SET EXERCISE ▸ What follows is a listing; restate every line of it word for word.

--- START ---

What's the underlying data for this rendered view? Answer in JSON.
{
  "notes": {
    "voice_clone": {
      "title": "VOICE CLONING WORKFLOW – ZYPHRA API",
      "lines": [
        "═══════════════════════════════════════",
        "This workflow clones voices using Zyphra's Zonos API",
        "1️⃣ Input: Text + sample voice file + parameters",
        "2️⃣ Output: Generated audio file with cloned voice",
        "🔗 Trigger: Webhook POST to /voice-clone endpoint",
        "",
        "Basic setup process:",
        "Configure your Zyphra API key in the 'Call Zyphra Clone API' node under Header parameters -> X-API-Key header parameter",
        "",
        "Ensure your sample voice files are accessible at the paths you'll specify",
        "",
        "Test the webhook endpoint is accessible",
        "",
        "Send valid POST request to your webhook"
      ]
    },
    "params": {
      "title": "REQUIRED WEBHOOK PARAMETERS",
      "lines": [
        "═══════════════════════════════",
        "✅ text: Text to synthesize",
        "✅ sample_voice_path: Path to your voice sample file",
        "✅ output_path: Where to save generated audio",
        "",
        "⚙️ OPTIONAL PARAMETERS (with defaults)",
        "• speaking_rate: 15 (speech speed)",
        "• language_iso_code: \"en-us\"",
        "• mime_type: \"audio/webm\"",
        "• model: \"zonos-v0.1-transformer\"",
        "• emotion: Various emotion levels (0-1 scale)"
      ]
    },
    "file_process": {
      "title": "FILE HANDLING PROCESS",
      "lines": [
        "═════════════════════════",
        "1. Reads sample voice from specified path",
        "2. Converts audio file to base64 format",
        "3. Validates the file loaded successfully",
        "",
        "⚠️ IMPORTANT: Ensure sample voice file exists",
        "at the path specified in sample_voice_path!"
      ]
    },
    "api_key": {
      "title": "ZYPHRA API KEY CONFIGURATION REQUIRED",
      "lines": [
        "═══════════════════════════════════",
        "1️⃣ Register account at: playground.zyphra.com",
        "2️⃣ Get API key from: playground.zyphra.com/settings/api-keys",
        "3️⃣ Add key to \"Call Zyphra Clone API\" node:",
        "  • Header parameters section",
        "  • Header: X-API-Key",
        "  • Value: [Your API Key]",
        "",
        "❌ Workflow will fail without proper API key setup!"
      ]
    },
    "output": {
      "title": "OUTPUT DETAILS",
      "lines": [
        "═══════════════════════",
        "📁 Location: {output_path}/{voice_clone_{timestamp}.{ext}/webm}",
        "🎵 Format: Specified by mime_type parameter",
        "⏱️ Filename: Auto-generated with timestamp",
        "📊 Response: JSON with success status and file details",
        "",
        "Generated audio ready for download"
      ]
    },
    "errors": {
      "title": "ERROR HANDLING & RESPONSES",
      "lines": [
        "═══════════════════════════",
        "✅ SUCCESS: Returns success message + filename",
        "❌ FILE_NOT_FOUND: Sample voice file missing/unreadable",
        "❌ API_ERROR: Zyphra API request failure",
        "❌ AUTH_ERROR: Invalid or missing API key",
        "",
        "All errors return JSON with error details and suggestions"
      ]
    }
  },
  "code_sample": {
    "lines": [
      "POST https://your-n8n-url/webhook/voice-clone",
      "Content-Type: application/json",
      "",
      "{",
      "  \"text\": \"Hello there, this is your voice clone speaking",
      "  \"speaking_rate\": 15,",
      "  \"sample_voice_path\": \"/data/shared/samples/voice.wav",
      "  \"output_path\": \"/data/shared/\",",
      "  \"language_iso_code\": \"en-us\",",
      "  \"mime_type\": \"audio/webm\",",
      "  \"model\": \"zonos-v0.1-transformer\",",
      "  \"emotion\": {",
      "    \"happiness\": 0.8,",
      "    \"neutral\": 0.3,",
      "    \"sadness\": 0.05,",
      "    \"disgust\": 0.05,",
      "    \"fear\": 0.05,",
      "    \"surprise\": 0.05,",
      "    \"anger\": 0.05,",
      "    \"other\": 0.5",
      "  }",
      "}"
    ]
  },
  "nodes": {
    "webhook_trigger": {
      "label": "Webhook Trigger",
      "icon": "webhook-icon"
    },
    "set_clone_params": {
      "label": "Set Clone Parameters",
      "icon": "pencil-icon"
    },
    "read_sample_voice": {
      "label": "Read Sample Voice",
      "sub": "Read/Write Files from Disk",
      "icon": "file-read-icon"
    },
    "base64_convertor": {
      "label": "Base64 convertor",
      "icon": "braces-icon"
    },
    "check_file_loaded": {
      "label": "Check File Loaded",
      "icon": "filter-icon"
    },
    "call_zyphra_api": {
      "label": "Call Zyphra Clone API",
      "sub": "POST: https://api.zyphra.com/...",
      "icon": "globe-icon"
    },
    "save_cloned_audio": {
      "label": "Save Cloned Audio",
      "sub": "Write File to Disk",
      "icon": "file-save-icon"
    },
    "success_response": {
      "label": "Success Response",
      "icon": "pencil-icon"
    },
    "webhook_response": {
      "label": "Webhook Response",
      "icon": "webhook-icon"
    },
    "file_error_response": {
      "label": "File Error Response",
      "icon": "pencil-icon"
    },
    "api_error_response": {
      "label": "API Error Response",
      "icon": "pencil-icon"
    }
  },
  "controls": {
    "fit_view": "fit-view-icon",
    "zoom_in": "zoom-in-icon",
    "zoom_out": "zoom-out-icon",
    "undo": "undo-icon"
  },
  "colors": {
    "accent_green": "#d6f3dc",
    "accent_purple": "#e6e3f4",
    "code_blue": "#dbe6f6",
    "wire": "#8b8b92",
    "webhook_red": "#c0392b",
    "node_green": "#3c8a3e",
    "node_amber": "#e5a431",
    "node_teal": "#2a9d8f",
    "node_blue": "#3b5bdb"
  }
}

--- END ---

RESULT ▸
What's the underlying data for this rendered view? Answer in JSON.
{
  "notes": {
    "voice_clone": {
      "title": "VOICE CLONING WORKFLOW – ZYPHRA API",
      "lines": [
        "═══════════════════════════════════════",
        "This workflow clones voices using Zyphra's Zonos API",
        "1️⃣ Input: Text + sample voice file + parameters",
        "2️⃣ Output: Generated audio file with cloned voice",
        "🔗 Trigger: Webhook POST to /voice-clone endpoint",
        "",
        "Basic setup process:",
        "Configure your Zyphra API key in the 'Call Zyphra Clone API' node under Header parameters -> X-API-Key header parameter",
        "",
        "Ensure your sample voice files are accessible at the paths you'll specify",
        "",
        "Test the webhook endpoint is accessible",
        "",
        "Send valid POST request to your webhook"
      ]
    },
    "params": {
      "title": "REQUIRED WEBHOOK PARAMETERS",
      "lines": [
        "═══════════════════════════════",
        "✅ text: Text to synthesize",
        "✅ sample_voice_path: Path to your voice sample file",
        "✅ output_path: Where to save generated audio",
        "",
        "⚙️ OPTIONAL PARAMETERS (with defaults)",
        "• speaking_rate: 15 (speech speed)",
        "• language_iso_code: \"en-us\"",
        "• mime_type: \"audio/webm\"",
        "• model: \"zonos-v0.1-transformer\"",
        "• emotion: Various emotion levels (0-1 scale)"
      ]
    },
    "file_process": {
      "title": "FILE HANDLING PROCESS",
      "lines": [
        "═════════════════════════",
        "1. Reads sample voice from specified path",
        "2. Converts audio file to base64 format",
        "3. Validates the file loaded successfully",
        "",
        "⚠️ IMPORTANT: Ensure sample voice file exists",
        "at the path specified in sample_voice_path!"
      ]
    },
    "api_key": {
      "title": "ZYPHRA API KEY CONFIGURATION REQUIRED",
      "lines": [
        "═══════════════════════════════════",
        "1️⃣ Register account at: playground.zyphra.com",
        "2️⃣ Get API key from: playground.zyphra.com/settings/api-keys",
        "3️⃣ Add key to \"Call Zyphra Clone API\" node:",
        "  • Header parameters section",
        "  • Header: X-API-Key",
        "  • Value: [Your API Key]",
        "",
        "❌ Workflow will fail without proper API key setup!"
      ]
    },
    "output": {
      "title": "OUTPUT DETAILS",
      "lines": [
        "═══════════════════════",
        "📁 Location: {output_path}/{voice_clone_{timestamp}.{ext}/webm}",
        "🎵 Format: Specified by mime_type parameter",
        "⏱️ Filename: Auto-generated with timestamp",
        "📊 Response: JSON with success status and file details",
        "",
        "Generated audio ready for download"
      ]
    },
    "errors": {
      "title": "ERROR HANDLING & RESPONSES",
      "lines": [
        "═══════════════════════════",
        "✅ SUCCESS: Returns success message + filename",
        "❌ FILE_NOT_FOUND: Sample voice file missing/unreadable",
        "❌ API_ERROR: Zyphra API request failure",
        "❌ AUTH_ERROR: Invalid or missing API key",
        "",
        "All errors return JSON with error details and suggestions"
      ]
    }
  },
  "code_sample": {
    "lines": [
      "POST https://your-n8n-url/webhook/voice-clone",
      "Content-Type: application/json",
      "",
      "{",
      "  \"text\": \"Hello there, this is your voice clone speaking",
      "  \"speaking_rate\": 15,",
      "  \"sample_voice_path\": \"/data/shared/samples/voice.wav",
      "  \"output_path\": \"/data/shared/\",",
      "  \"language_iso_code\": \"en-us\",",
      "  \"mime_type\": \"audio/webm\",",
      "  \"model\": \"zonos-v0.1-transformer\",",
      "  \"emotion\": {",
      "    \"happiness\": 0.8,",
      "    \"neutral\": 0.3,",
      "    \"sadness\": 0.05,",
      "    \"disgust\": 0.05,",
      "    \"fear\": 0.05,",
      "    \"surprise\": 0.05,",
      "    \"anger\": 0.05,",
      "    \"other\": 0.5",
      "  }",
      "}"
    ]
  },
  "nodes": {
    "webhook_trigger": {
      "label": "Webhook Trigger",
      "icon": "webhook-icon"
    },
    "set_clone_params": {
      "label": "Set Clone Parameters",
      "icon": "pencil-icon"
    },
    "read_sample_voice": {
      "label": "Read Sample Voice",
      "sub": "Read/Write Files from Disk",
      "icon": "file-read-icon"
    },
    "base64_convertor": {
      "label": "Base64 convertor",
      "icon": "braces-icon"
    },
    "check_file_loaded": {
      "label": "Check File Loaded",
      "icon": "filter-icon"
    },
    "call_zyphra_api": {
      "label": "Call Zyphra Clone API",
      "sub": "POST: https://api.zyphra.com/...",
      "icon": "globe-icon"
    },
    "save_cloned_audio": {
      "label": "Save Cloned Audio",
      "sub": "Write File to Disk",
      "icon": "file-save-icon"
    },
    "success_response": {
      "label": "Success Response",
      "icon": "pencil-icon"
    },
    "webhook_response": {
      "label": "Webhook Response",
      "icon": "webhook-icon"
    },
    "file_error_response": {
      "label": "File Error Response",
      "icon": "pencil-icon"
    },
    "api_error_response": {
      "label": "API Error Response",
      "icon": "pencil-icon"
    }
  },
  "controls": {
    "fit_view": "fit-view-icon",
    "zoom_in": "zoom-in-icon",
    "zoom_out": "zoom-out-icon",
    "undo": "undo-icon"
  },
  "colors": {
    "accent_green": "#d6f3dc",
    "accent_purple": "#e6e3f4",
    "code_blue": "#dbe6f6",
    "wire": "#8b8b92",
    "webhook_red": "#c0392b",
    "node_green": "#3c8a3e",
    "node_amber": "#e5a431",
    "node_teal": "#2a9d8f",
    "node_blue": "#3b5bdb"
  }
}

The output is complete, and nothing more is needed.